+++ LISTED ENTRIES

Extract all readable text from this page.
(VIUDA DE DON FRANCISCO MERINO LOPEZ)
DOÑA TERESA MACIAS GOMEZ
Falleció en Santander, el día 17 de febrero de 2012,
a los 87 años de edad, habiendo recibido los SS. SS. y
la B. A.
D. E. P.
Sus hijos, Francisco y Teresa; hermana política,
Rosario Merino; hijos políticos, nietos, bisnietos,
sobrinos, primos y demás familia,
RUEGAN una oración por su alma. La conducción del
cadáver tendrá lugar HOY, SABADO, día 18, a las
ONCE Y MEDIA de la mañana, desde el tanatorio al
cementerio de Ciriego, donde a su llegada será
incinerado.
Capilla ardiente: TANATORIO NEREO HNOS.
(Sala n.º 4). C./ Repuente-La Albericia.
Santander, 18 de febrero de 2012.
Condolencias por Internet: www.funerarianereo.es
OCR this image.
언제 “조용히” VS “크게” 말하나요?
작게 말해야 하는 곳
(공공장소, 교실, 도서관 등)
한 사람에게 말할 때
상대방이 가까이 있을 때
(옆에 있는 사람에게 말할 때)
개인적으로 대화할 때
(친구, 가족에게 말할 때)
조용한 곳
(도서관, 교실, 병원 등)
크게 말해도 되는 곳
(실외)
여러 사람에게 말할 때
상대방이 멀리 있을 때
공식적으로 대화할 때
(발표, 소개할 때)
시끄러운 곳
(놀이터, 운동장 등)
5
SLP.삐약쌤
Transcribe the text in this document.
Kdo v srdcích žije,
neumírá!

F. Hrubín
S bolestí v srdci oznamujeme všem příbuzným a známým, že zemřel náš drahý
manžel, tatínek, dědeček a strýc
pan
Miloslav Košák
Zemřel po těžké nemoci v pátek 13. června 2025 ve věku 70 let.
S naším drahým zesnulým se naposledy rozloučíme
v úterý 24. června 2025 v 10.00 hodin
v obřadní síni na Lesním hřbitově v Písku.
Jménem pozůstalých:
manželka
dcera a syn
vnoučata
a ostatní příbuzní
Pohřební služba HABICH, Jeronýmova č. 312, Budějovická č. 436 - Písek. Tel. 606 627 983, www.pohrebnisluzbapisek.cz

++++++

TASK GOAL: Recite the full listing above exactly.

THE ANSWER:
Extract all readable text from this page.
(VIUDA DE DON FRANCISCO MERINO LOPEZ)
DOÑA TERESA MACIAS GOMEZ
Falleció en Santander, el día 17 de febrero de 2012,
a los 87 años de edad, habiendo recibido los SS. SS. y
la B. A.
D. E. P.
Sus hijos, Francisco y Teresa; hermana política,
Rosario Merino; hijos políticos, nietos, bisnietos,
sobrinos, primos y demás familia,
RUEGAN una oración por su alma. La conducción del
cadáver tendrá lugar HOY, SABADO, día 18, a las
ONCE Y MEDIA de la mañana, desde el tanatorio al
cementerio de Ciriego, donde a su llegada será
incinerado.
Capilla ardiente: TANATORIO NEREO HNOS.
(Sala n.º 4). C./ Repuente-La Albericia.
Santander, 18 de febrero de 2012.
Condolencias por Internet: www.funerarianereo.es
OCR this image.
언제 “조용히” VS “크게” 말하나요?
작게 말해야 하는 곳
(공공장소, 교실, 도서관 등)
한 사람에게 말할 때
상대방이 가까이 있을 때
(옆에 있는 사람에게 말할 때)
개인적으로 대화할 때
(친구, 가족에게 말할 때)
조용한 곳
(도서관, 교실, 병원 등)
크게 말해도 되는 곳
(실외)
여러 사람에게 말할 때
상대방이 멀리 있을 때
공식적으로 대화할 때
(발표, 소개할 때)
시끄러운 곳
(놀이터, 운동장 등)
5
SLP.삐약쌤
Transcribe the text in this document.
Kdo v srdcích žije,
neumírá!

F. Hrubín
S bolestí v srdci oznamujeme všem příbuzným a známým, že zemřel náš drahý
manžel, tatínek, dědeček a strýc
pan
Miloslav Košák
Zemřel po těžké nemoci v pátek 13. června 2025 ve věku 70 let.
S naším drahým zesnulým se naposledy rozloučíme
v úterý 24. června 2025 v 10.00 hodin
v obřadní síni na Lesním hřbitově v Písku.
Jménem pozůstalých:
manželka
dcera a syn
vnoučata
a ostatní příbuzní
Pohřební služba HABICH, Jeronýmova č. 312, Budějovická č. 436 - Písek. Tel. 606 627 983, www.pohrebnisluzbapisek.cz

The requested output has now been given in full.